DESCRIPTION OF THE TASK ▸ Reproduce all the entries exactly.

DATA FOR THIS TASK ▸
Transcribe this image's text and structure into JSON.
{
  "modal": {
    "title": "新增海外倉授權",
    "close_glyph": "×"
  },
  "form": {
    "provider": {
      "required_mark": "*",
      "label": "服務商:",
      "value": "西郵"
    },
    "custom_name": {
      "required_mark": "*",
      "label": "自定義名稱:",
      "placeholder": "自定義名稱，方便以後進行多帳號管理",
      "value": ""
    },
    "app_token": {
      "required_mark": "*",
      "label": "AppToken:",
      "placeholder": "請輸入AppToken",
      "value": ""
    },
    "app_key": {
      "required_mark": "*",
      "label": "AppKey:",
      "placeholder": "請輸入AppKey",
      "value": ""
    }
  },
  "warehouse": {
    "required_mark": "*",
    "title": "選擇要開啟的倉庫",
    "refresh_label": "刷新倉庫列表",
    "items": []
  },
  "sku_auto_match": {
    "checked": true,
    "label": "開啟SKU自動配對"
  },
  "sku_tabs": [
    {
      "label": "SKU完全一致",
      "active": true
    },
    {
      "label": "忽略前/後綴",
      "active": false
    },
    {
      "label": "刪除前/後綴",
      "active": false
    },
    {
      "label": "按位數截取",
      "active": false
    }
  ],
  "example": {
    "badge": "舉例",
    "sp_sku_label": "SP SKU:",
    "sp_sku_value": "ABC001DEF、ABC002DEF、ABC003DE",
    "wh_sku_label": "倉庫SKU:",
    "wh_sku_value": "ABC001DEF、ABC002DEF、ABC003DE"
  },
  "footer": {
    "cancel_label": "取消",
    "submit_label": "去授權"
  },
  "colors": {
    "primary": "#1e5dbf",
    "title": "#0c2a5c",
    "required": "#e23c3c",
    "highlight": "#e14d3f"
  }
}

SOLUTION TO THE EXERCISE ▸
Transcribe this image's text and structure into JSON.
{
  "modal": {
    "title": "新增海外倉授權",
    "close_glyph": "×"
  },
  "form": {
    "provider": {
      "required_mark": "*",
      "label": "服務商:",
      "value": "西郵"
    },
    "custom_name": {
      "required_mark": "*",
      "label": "自定義名稱:",
      "placeholder": "自定義名稱，方便以後進行多帳號管理",
      "value": ""
    },
    "app_token": {
      "required_mark": "*",
      "label": "AppToken:",
      "placeholder": "請輸入AppToken",
      "value": ""
    },
    "app_key": {
      "required_mark": "*",
      "label": "AppKey:",
      "placeholder": "請輸入AppKey",
      "value": ""
    }
  },
  "warehouse": {
    "required_mark": "*",
    "title": "選擇要開啟的倉庫",
    "refresh_label": "刷新倉庫列表",
    "items": []
  },
  "sku_auto_match": {
    "checked": true,
    "label": "開啟SKU自動配對"
  },
  "sku_tabs": [
    {
      "label": "SKU完全一致",
      "active": true
    },
    {
      "label": "忽略前/後綴",
      "active": false
    },
    {
      "label": "刪除前/後綴",
      "active": false
    },
    {
      "label": "按位數截取",
      "active": false
    }
  ],
  "example": {
    "badge": "舉例",
    "sp_sku_label": "SP SKU:",
    "sp_sku_value": "ABC001DEF、ABC002DEF、ABC003DE",
    "wh_sku_label": "倉庫SKU:",
    "wh_sku_value": "ABC001DEF、ABC002DEF、ABC003DE"
  },
  "footer": {
    "cancel_label": "取消",
    "submit_label": "去授權"
  },
  "colors": {
    "primary": "#1e5dbf",
    "title": "#0c2a5c",
    "required": "#e23c3c",
    "highlight": "#e14d3f"
  }
}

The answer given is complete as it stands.